→ **Written request**:
Omit images. Retype all entries verbatim.

→ **Records supplied**:
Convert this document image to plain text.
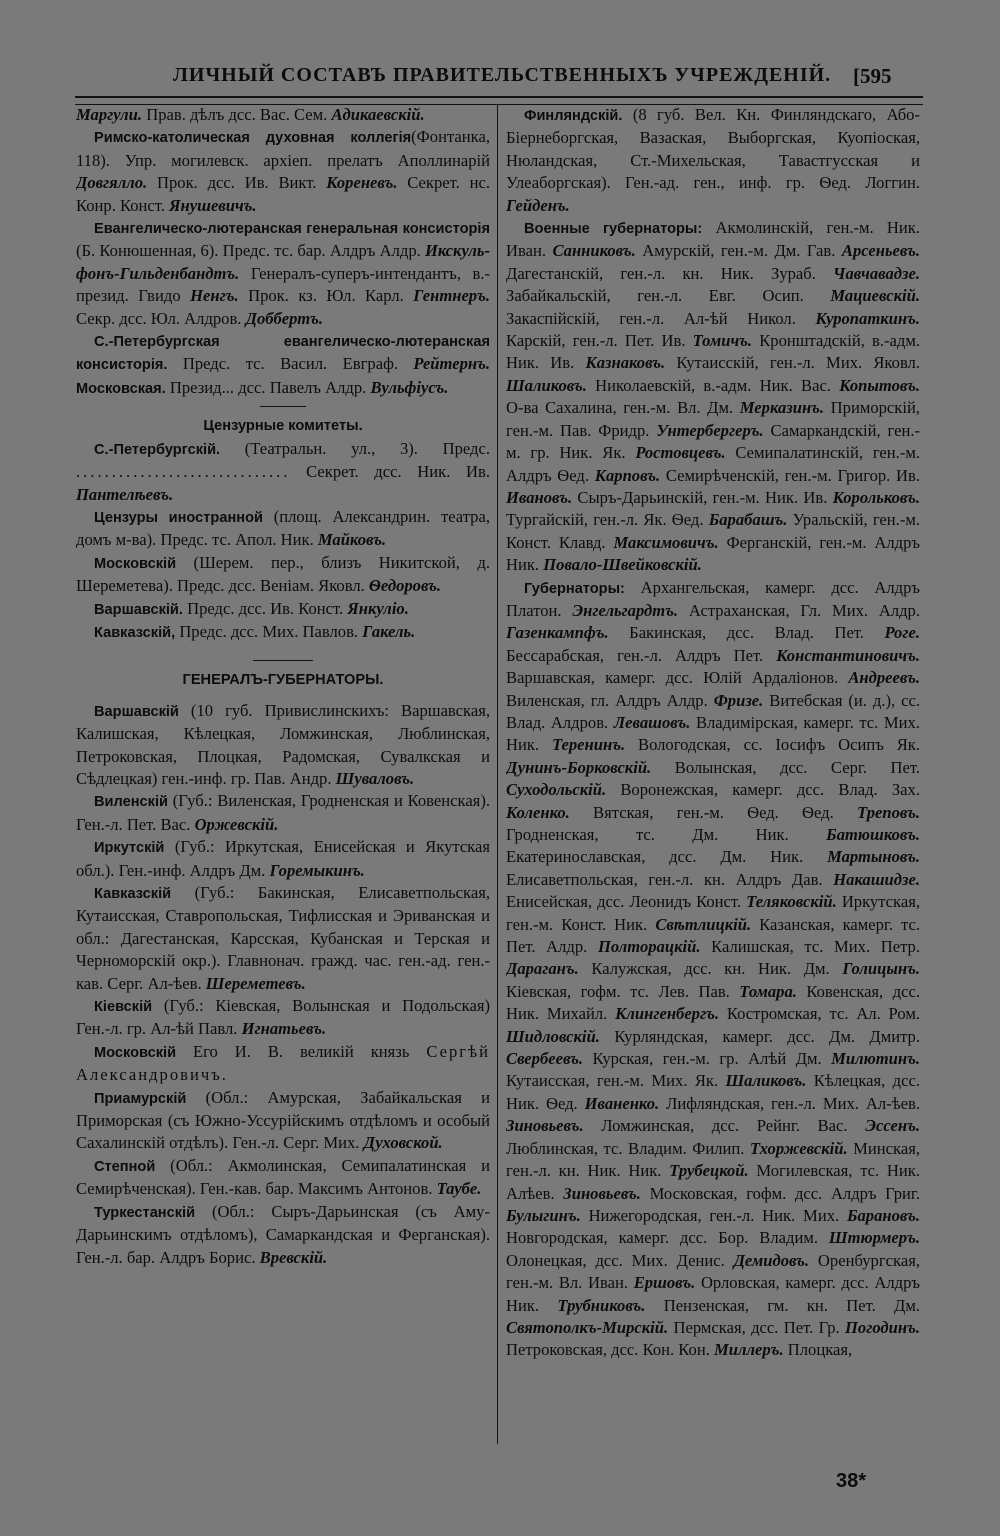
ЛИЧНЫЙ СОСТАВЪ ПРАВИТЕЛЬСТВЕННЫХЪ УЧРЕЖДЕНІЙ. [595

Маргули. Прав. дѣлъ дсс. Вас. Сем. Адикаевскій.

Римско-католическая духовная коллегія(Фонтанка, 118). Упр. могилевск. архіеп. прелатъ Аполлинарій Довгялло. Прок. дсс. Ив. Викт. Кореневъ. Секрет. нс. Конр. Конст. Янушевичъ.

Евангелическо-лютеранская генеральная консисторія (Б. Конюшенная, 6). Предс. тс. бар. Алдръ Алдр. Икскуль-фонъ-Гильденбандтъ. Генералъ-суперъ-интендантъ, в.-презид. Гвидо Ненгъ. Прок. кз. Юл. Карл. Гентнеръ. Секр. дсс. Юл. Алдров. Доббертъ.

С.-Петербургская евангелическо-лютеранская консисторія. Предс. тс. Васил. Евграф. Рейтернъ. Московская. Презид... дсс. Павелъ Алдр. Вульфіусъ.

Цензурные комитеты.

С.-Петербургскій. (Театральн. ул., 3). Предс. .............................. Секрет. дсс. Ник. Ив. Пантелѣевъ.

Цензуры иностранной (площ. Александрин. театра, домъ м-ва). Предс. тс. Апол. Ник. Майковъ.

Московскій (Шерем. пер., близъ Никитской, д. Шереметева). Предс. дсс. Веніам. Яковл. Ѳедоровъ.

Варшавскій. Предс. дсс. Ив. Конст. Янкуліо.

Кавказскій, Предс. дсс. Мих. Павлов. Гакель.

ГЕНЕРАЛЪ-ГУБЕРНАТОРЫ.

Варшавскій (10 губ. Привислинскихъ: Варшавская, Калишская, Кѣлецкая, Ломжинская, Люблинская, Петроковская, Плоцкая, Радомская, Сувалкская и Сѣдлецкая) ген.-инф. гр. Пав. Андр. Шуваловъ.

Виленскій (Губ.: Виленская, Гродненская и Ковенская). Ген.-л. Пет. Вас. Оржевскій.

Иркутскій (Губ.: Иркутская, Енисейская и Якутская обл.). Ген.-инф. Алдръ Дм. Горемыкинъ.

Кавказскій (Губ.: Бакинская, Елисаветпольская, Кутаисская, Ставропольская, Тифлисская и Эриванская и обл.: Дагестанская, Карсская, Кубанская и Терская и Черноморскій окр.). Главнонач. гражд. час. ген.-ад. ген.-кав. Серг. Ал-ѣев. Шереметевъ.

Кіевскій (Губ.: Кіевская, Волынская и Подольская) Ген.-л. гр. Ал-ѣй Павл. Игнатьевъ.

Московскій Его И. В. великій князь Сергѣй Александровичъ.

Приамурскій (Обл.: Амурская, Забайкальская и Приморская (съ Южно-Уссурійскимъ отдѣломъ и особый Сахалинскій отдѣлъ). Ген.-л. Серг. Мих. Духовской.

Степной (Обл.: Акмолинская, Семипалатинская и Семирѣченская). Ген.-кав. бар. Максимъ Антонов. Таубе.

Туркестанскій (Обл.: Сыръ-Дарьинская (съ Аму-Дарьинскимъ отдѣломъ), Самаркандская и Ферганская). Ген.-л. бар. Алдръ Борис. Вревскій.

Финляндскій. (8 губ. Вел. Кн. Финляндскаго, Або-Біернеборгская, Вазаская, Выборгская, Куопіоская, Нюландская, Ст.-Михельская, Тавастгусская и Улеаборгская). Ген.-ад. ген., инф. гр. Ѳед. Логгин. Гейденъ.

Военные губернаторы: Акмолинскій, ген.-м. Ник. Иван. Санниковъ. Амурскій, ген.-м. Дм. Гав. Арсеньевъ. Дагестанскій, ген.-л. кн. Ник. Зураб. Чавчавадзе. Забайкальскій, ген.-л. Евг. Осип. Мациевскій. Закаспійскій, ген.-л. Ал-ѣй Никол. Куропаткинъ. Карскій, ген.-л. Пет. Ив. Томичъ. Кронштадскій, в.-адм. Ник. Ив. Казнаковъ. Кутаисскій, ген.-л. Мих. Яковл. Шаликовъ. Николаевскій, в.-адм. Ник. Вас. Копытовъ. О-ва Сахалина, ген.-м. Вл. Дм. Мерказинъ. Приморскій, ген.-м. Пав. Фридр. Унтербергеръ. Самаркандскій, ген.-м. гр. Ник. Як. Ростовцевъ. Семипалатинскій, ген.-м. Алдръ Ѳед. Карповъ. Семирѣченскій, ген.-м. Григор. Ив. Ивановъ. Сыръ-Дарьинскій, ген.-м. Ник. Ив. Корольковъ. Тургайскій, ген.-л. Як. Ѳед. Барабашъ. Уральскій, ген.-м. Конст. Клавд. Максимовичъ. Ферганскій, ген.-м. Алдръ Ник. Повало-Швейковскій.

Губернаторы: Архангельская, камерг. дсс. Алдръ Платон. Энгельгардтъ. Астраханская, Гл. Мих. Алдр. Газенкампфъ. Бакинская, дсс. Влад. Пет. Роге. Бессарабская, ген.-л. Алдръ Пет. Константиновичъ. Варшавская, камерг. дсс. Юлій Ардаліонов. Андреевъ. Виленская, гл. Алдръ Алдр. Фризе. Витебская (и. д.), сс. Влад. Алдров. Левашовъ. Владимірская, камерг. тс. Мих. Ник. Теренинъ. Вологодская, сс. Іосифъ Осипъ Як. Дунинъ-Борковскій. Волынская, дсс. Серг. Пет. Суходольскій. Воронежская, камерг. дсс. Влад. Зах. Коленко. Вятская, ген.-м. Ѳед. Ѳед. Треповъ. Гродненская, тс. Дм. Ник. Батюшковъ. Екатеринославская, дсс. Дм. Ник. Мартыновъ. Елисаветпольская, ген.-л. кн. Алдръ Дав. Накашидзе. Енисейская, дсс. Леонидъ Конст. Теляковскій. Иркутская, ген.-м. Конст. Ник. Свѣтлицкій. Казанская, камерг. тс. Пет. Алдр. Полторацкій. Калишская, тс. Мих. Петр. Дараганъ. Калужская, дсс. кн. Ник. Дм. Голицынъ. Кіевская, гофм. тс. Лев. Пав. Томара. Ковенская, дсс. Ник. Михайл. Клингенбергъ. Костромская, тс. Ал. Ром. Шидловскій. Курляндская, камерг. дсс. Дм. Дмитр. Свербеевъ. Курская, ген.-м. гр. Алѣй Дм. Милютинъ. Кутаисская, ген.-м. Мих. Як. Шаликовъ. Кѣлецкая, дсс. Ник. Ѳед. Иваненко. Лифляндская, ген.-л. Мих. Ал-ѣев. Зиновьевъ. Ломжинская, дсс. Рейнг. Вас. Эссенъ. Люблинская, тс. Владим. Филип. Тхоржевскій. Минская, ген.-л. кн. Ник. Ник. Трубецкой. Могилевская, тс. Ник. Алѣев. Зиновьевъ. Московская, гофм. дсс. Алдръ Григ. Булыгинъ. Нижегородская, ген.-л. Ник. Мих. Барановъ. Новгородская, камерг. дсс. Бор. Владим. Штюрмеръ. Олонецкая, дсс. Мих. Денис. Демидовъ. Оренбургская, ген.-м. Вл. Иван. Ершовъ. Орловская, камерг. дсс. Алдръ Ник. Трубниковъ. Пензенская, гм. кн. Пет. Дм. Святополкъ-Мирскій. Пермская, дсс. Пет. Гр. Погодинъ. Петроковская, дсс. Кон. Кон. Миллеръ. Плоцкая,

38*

→ **Result for this exercise**:
Convert this document image to plain text.
ЛИЧНЫЙ СОСТАВЪ ПРАВИТЕЛЬСТВЕННЫХЪ УЧРЕЖДЕНІЙ. [595

Маргули. Прав. дѣлъ дсс. Вас. Сем. Адикаевскій.

Римско-католическая духовная коллегія(Фонтанка, 118). Упр. могилевск. архіеп. прелатъ Аполлинарій Довгялло. Прок. дсс. Ив. Викт. Кореневъ. Секрет. нс. Конр. Конст. Янушевичъ.

Евангелическо-лютеранская генеральная консисторія (Б. Конюшенная, 6). Предс. тс. бар. Алдръ Алдр. Икскуль-фонъ-Гильденбандтъ. Генералъ-суперъ-интендантъ, в.-презид. Гвидо Ненгъ. Прок. кз. Юл. Карл. Гентнеръ. Секр. дсс. Юл. Алдров. Доббертъ.

С.-Петербургская евангелическо-лютеранская консисторія. Предс. тс. Васил. Евграф. Рейтернъ. Московская. Презид... дсс. Павелъ Алдр. Вульфіусъ.

Цензурные комитеты.

С.-Петербургскій. (Театральн. ул., 3). Предс. .............................. Секрет. дсс. Ник. Ив. Пантелѣевъ.

Цензуры иностранной (площ. Александрин. театра, домъ м-ва). Предс. тс. Апол. Ник. Майковъ.

Московскій (Шерем. пер., близъ Никитской, д. Шереметева). Предс. дсс. Веніам. Яковл. Ѳедоровъ.

Варшавскій. Предс. дсс. Ив. Конст. Янкуліо.

Кавказскій, Предс. дсс. Мих. Павлов. Гакель.

ГЕНЕРАЛЪ-ГУБЕРНАТОРЫ.

Варшавскій (10 губ. Привислинскихъ: Варшавская, Калишская, Кѣлецкая, Ломжинская, Люблинская, Петроковская, Плоцкая, Радомская, Сувалкская и Сѣдлецкая) ген.-инф. гр. Пав. Андр. Шуваловъ.

Виленскій (Губ.: Виленская, Гродненская и Ковенская). Ген.-л. Пет. Вас. Оржевскій.

Иркутскій (Губ.: Иркутская, Енисейская и Якутская обл.). Ген.-инф. Алдръ Дм. Горемыкинъ.

Кавказскій (Губ.: Бакинская, Елисаветпольская, Кутаисская, Ставропольская, Тифлисская и Эриванская и обл.: Дагестанская, Карсская, Кубанская и Терская и Черноморскій окр.). Главнонач. гражд. час. ген.-ад. ген.-кав. Серг. Ал-ѣев. Шереметевъ.

Кіевскій (Губ.: Кіевская, Волынская и Подольская) Ген.-л. гр. Ал-ѣй Павл. Игнатьевъ.

Московскій Его И. В. великій князь Сергѣй Александровичъ.

Приамурскій (Обл.: Амурская, Забайкальская и Приморская (съ Южно-Уссурійскимъ отдѣломъ и особый Сахалинскій отдѣлъ). Ген.-л. Серг. Мих. Духовской.

Степной (Обл.: Акмолинская, Семипалатинская и Семирѣченская). Ген.-кав. бар. Максимъ Антонов. Таубе.

Туркестанскій (Обл.: Сыръ-Дарьинская (съ Аму-Дарьинскимъ отдѣломъ), Самаркандская и Ферганская). Ген.-л. бар. Алдръ Борис. Вревскій.

Финляндскій. (8 губ. Вел. Кн. Финляндскаго, Або-Біернеборгская, Вазаская, Выборгская, Куопіоская, Нюландская, Ст.-Михельская, Тавастгусская и Улеаборгская). Ген.-ад. ген., инф. гр. Ѳед. Логгин. Гейденъ.

Военные губернаторы: Акмолинскій, ген.-м. Ник. Иван. Санниковъ. Амурскій, ген.-м. Дм. Гав. Арсеньевъ. Дагестанскій, ген.-л. кн. Ник. Зураб. Чавчавадзе. Забайкальскій, ген.-л. Евг. Осип. Мациевскій. Закаспійскій, ген.-л. Ал-ѣй Никол. Куропаткинъ. Карскій, ген.-л. Пет. Ив. Томичъ. Кронштадскій, в.-адм. Ник. Ив. Казнаковъ. Кутаисскій, ген.-л. Мих. Яковл. Шаликовъ. Николаевскій, в.-адм. Ник. Вас. Копытовъ. О-ва Сахалина, ген.-м. Вл. Дм. Мерказинъ. Приморскій, ген.-м. Пав. Фридр. Унтербергеръ. Самаркандскій, ген.-м. гр. Ник. Як. Ростовцевъ. Семипалатинскій, ген.-м. Алдръ Ѳед. Карповъ. Семирѣченскій, ген.-м. Григор. Ив. Ивановъ. Сыръ-Дарьинскій, ген.-м. Ник. Ив. Корольковъ. Тургайскій, ген.-л. Як. Ѳед. Барабашъ. Уральскій, ген.-м. Конст. Клавд. Максимовичъ. Ферганскій, ген.-м. Алдръ Ник. Повало-Швейковскій.

Губернаторы: Архангельская, камерг. дсс. Алдръ Платон. Энгельгардтъ. Астраханская, Гл. Мих. Алдр. Газенкампфъ. Бакинская, дсс. Влад. Пет. Роге. Бессарабская, ген.-л. Алдръ Пет. Константиновичъ. Варшавская, камерг. дсс. Юлій Ардаліонов. Андреевъ. Виленская, гл. Алдръ Алдр. Фризе. Витебская (и. д.), сс. Влад. Алдров. Левашовъ. Владимірская, камерг. тс. Мих. Ник. Теренинъ. Вологодская, сс. Іосифъ Осипъ Як. Дунинъ-Борковскій. Волынская, дсс. Серг. Пет. Суходольскій. Воронежская, камерг. дсс. Влад. Зах. Коленко. Вятская, ген.-м. Ѳед. Ѳед. Треповъ. Гродненская, тс. Дм. Ник. Батюшковъ. Екатеринославская, дсс. Дм. Ник. Мартыновъ. Елисаветпольская, ген.-л. кн. Алдръ Дав. Накашидзе. Енисейская, дсс. Леонидъ Конст. Теляковскій. Иркутская, ген.-м. Конст. Ник. Свѣтлицкій. Казанская, камерг. тс. Пет. Алдр. Полторацкій. Калишская, тс. Мих. Петр. Дараганъ. Калужская, дсс. кн. Ник. Дм. Голицынъ. Кіевская, гофм. тс. Лев. Пав. Томара. Ковенская, дсс. Ник. Михайл. Клингенбергъ. Костромская, тс. Ал. Ром. Шидловскій. Курляндская, камерг. дсс. Дм. Дмитр. Свербеевъ. Курская, ген.-м. гр. Алѣй Дм. Милютинъ. Кутаисская, ген.-м. Мих. Як. Шаликовъ. Кѣлецкая, дсс. Ник. Ѳед. Иваненко. Лифляндская, ген.-л. Мих. Ал-ѣев. Зиновьевъ. Ломжинская, дсс. Рейнг. Вас. Эссенъ. Люблинская, тс. Владим. Филип. Тхоржевскій. Минская, ген.-л. кн. Ник. Ник. Трубецкой. Могилевская, тс. Ник. Алѣев. Зиновьевъ. Московская, гофм. дсс. Алдръ Григ. Булыгинъ. Нижегородская, ген.-л. Ник. Мих. Барановъ. Новгородская, камерг. дсс. Бор. Владим. Штюрмеръ. Олонецкая, дсс. Мих. Денис. Демидовъ. Оренбургская, ген.-м. Вл. Иван. Ершовъ. Орловская, камерг. дсс. Алдръ Ник. Трубниковъ. Пензенская, гм. кн. Пет. Дм. Святополкъ-Мирскій. Пермская, дсс. Пет. Гр. Погодинъ. Петроковская, дсс. Кон. Кон. Миллеръ. Плоцкая,

38*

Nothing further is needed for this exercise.